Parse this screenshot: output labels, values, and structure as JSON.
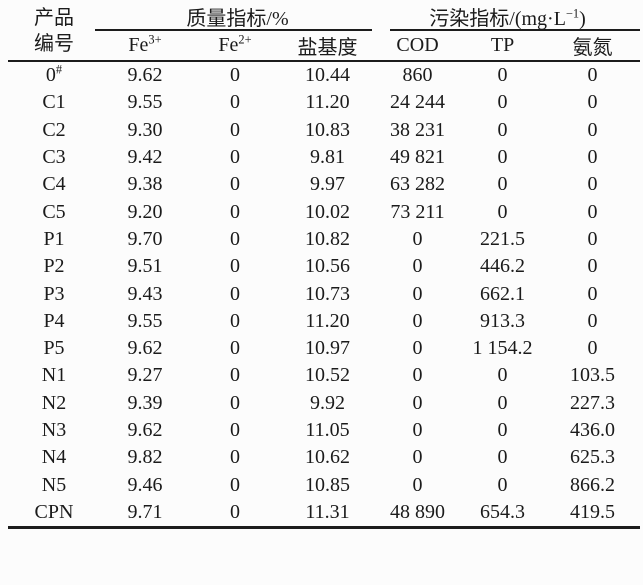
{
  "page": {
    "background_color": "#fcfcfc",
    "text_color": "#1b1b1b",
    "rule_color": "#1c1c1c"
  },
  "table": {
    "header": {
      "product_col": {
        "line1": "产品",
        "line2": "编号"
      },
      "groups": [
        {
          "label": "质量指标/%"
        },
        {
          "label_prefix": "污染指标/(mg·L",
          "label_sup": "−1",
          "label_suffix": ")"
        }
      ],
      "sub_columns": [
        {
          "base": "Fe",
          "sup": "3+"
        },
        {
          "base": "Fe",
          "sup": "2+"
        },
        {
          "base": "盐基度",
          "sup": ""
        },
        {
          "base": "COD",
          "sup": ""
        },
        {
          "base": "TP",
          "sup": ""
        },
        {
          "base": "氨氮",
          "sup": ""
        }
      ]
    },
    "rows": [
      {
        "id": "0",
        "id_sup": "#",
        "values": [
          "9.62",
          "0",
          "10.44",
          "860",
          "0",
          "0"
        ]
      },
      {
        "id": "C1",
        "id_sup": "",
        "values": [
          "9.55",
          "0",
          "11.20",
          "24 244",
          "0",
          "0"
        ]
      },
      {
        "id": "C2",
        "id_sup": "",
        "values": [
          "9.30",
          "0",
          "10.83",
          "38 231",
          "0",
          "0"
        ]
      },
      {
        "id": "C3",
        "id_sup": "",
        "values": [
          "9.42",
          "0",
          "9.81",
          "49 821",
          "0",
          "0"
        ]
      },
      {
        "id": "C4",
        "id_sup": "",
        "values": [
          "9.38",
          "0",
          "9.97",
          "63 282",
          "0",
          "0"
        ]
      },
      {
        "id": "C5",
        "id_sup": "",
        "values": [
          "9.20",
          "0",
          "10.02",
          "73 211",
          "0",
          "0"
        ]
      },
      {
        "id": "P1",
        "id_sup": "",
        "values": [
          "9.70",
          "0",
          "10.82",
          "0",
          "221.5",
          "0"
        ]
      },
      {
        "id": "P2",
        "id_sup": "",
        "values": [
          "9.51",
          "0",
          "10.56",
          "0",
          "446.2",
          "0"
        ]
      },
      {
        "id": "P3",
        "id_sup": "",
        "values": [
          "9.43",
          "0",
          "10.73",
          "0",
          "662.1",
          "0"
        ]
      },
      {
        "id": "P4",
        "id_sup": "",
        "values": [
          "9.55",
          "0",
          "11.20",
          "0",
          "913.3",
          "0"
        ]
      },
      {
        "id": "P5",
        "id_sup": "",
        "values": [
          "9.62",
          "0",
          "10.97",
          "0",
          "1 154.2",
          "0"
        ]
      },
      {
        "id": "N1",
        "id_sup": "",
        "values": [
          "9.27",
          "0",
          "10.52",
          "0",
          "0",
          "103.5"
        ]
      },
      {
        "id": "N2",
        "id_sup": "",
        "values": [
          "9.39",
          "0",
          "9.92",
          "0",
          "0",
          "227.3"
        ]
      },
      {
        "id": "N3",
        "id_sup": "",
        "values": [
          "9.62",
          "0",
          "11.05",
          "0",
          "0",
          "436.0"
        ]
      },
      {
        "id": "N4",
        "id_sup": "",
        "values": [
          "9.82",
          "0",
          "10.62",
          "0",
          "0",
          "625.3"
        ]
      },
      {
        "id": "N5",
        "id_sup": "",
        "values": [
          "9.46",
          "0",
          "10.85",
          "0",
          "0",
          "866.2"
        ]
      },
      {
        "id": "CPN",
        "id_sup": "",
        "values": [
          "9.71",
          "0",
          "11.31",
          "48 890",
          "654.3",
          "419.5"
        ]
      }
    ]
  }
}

============

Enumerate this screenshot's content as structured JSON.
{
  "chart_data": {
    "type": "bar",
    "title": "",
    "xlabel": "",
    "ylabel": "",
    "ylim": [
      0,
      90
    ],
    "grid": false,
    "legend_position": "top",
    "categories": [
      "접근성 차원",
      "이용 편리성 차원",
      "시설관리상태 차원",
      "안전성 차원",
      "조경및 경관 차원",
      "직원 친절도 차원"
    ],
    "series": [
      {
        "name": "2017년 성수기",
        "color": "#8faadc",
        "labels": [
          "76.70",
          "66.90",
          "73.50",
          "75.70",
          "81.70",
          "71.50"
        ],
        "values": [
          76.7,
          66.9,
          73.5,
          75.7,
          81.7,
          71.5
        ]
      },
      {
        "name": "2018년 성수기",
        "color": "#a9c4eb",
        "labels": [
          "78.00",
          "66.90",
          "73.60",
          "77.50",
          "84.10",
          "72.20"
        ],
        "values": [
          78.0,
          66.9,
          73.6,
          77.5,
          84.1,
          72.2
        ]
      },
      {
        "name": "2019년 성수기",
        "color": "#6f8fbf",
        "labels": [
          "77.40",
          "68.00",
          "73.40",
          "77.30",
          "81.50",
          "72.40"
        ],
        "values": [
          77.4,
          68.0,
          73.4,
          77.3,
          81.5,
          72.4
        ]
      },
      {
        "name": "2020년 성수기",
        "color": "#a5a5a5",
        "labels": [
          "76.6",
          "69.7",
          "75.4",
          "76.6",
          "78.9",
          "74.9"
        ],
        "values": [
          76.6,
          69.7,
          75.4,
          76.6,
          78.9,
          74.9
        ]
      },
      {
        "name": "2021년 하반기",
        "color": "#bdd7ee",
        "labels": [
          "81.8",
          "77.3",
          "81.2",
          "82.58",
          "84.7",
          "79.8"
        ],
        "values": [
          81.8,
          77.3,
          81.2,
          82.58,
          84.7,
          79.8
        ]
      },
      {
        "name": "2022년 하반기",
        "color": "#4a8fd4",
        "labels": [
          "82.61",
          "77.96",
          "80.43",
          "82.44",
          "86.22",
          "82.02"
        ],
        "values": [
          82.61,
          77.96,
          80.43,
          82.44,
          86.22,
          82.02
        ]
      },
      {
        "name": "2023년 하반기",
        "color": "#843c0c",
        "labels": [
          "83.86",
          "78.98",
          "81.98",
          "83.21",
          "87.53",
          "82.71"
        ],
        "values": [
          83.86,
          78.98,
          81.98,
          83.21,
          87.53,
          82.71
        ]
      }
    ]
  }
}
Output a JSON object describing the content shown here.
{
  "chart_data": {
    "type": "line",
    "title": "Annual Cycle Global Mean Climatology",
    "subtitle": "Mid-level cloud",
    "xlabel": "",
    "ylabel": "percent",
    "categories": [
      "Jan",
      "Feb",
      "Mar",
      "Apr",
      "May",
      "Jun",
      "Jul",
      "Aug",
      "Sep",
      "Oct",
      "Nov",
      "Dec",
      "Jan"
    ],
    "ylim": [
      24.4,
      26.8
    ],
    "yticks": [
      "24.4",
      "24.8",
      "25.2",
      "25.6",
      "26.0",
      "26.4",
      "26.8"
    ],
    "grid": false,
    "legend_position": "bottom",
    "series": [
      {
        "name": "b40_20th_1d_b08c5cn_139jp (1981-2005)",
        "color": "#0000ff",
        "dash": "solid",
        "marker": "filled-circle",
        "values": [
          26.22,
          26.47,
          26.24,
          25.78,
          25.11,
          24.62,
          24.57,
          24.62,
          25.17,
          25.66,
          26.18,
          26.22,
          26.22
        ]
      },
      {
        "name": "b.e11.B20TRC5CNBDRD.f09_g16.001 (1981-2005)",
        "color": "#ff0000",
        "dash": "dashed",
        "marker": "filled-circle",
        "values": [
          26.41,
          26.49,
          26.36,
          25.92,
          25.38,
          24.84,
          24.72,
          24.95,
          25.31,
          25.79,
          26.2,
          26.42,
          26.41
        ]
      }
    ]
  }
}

============

**What is expected:** Each line holding "name" must be found and copied.

**Exercise result:**
        "name": "2017년 성수기",
        "name": "2018년 성수기",
        "name": "2019년 성수기",
        "name": "2020년 성수기",
        "name": "2021년 하반기",
        "name": "2022년 하반기",
        "name": "2023년 하반기",
        "name": "b40_20th_1d_b08c5cn_139jp (1981-2005)",
        "name": "b.e11.B20TRC5CNBDRD.f09_g16.001 (1981-2005)",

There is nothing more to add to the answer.